-- START --
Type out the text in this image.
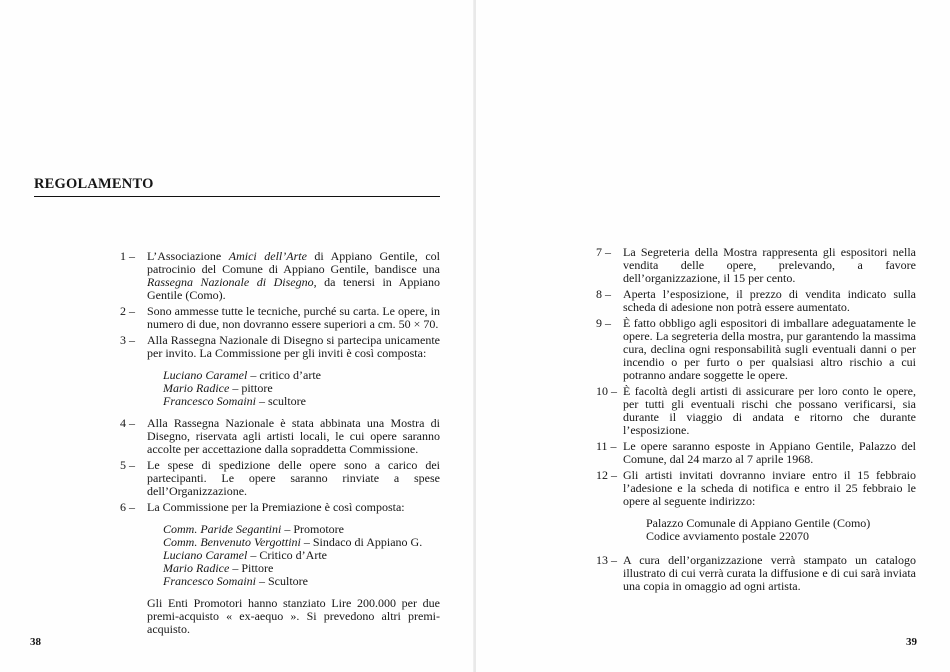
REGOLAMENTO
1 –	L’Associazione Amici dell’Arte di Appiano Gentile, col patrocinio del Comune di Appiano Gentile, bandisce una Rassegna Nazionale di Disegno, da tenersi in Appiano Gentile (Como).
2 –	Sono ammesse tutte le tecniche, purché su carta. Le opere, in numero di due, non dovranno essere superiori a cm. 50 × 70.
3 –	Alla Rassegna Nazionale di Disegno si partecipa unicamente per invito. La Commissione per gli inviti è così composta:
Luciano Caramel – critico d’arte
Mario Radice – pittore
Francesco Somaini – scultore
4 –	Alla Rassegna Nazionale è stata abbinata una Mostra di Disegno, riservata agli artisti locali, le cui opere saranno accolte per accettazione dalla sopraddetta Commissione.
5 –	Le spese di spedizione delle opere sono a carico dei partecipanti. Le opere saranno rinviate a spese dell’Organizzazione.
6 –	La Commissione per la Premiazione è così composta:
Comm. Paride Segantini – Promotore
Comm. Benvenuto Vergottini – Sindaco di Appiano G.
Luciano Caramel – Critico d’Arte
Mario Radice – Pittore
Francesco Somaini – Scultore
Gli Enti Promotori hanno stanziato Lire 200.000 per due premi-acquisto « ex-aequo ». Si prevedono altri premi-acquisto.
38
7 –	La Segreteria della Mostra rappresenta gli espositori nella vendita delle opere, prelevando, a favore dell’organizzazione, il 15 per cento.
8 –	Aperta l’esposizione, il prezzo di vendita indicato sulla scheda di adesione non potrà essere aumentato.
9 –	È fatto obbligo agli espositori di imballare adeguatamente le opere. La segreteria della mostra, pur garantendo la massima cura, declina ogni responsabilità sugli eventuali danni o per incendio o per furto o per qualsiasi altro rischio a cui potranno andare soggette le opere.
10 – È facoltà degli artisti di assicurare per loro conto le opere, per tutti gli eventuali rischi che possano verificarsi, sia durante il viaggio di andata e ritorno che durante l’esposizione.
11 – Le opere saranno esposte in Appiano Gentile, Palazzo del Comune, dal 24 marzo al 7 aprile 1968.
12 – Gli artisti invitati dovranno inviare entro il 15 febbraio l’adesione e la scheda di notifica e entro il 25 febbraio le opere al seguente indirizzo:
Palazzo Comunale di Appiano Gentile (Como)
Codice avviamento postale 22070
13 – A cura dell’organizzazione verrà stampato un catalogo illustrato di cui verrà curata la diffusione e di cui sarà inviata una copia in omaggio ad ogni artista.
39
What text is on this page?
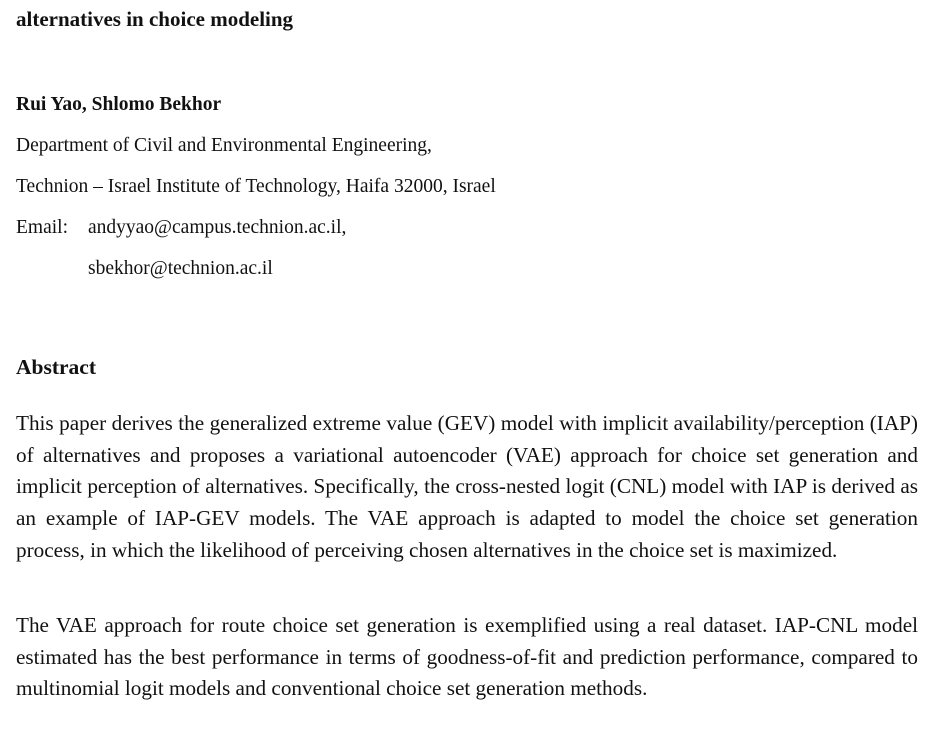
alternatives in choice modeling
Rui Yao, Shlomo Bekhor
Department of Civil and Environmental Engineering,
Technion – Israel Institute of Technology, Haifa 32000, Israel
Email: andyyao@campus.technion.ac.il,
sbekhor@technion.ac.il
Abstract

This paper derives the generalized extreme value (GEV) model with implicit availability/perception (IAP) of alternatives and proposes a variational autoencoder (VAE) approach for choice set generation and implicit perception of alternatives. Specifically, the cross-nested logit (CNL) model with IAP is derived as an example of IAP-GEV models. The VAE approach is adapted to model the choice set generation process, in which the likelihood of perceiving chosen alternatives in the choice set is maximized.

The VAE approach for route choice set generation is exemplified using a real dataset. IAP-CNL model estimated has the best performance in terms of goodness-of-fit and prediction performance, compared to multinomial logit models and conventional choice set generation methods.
-- END --
WORK REQUIRED:
Write out the material above once more, exactly as it reads, with no pictures.

RESULT OF THIS TASK:
Type out the text in this image.
REGOLAMENTO
1 –	L’Associazione Amici dell’Arte di Appiano Gentile, col patrocinio del Comune di Appiano Gentile, bandisce una Rassegna Nazionale di Disegno, da tenersi in Appiano Gentile (Como).
2 –	Sono ammesse tutte le tecniche, purché su carta. Le opere, in numero di due, non dovranno essere superiori a cm. 50 × 70.
3 –	Alla Rassegna Nazionale di Disegno si partecipa unicamente per invito. La Commissione per gli inviti è così composta:
Luciano Caramel – critico d’arte
Mario Radice – pittore
Francesco Somaini – scultore
4 –	Alla Rassegna Nazionale è stata abbinata una Mostra di Disegno, riservata agli artisti locali, le cui opere saranno accolte per accettazione dalla sopraddetta Commissione.
5 –	Le spese di spedizione delle opere sono a carico dei partecipanti. Le opere saranno rinviate a spese dell’Organizzazione.
6 –	La Commissione per la Premiazione è così composta:
Comm. Paride Segantini – Promotore
Comm. Benvenuto Vergottini – Sindaco di Appiano G.
Luciano Caramel – Critico d’Arte
Mario Radice – Pittore
Francesco Somaini – Scultore
Gli Enti Promotori hanno stanziato Lire 200.000 per due premi-acquisto « ex-aequo ». Si prevedono altri premi-acquisto.
38
7 –	La Segreteria della Mostra rappresenta gli espositori nella vendita delle opere, prelevando, a favore dell’organizzazione, il 15 per cento.
8 –	Aperta l’esposizione, il prezzo di vendita indicato sulla scheda di adesione non potrà essere aumentato.
9 –	È fatto obbligo agli espositori di imballare adeguatamente le opere. La segreteria della mostra, pur garantendo la massima cura, declina ogni responsabilità sugli eventuali danni o per incendio o per furto o per qualsiasi altro rischio a cui potranno andare soggette le opere.
10 – È facoltà degli artisti di assicurare per loro conto le opere, per tutti gli eventuali rischi che possano verificarsi, sia durante il viaggio di andata e ritorno che durante l’esposizione.
11 – Le opere saranno esposte in Appiano Gentile, Palazzo del Comune, dal 24 marzo al 7 aprile 1968.
12 – Gli artisti invitati dovranno inviare entro il 15 febbraio l’adesione e la scheda di notifica e entro il 25 febbraio le opere al seguente indirizzo:
Palazzo Comunale di Appiano Gentile (Como)
Codice avviamento postale 22070
13 – A cura dell’organizzazione verrà stampato un catalogo illustrato di cui verrà curata la diffusione e di cui sarà inviata una copia in omaggio ad ogni artista.
39
What text is on this page?
alternatives in choice modeling
Rui Yao, Shlomo Bekhor
Department of Civil and Environmental Engineering,
Technion – Israel Institute of Technology, Haifa 32000, Israel
Email: andyyao@campus.technion.ac.il,
sbekhor@technion.ac.il
Abstract

This paper derives the generalized extreme value (GEV) model with implicit availability/perception (IAP) of alternatives and proposes a variational autoencoder (VAE) approach for choice set generation and implicit perception of alternatives. Specifically, the cross-nested logit (CNL) model with IAP is derived as an example of IAP-GEV models. The VAE approach is adapted to model the choice set generation process, in which the likelihood of perceiving chosen alternatives in the choice set is maximized.

The VAE approach for route choice set generation is exemplified using a real dataset. IAP-CNL model estimated has the best performance in terms of goodness-of-fit and prediction performance, compared to multinomial logit models and conventional choice set generation methods.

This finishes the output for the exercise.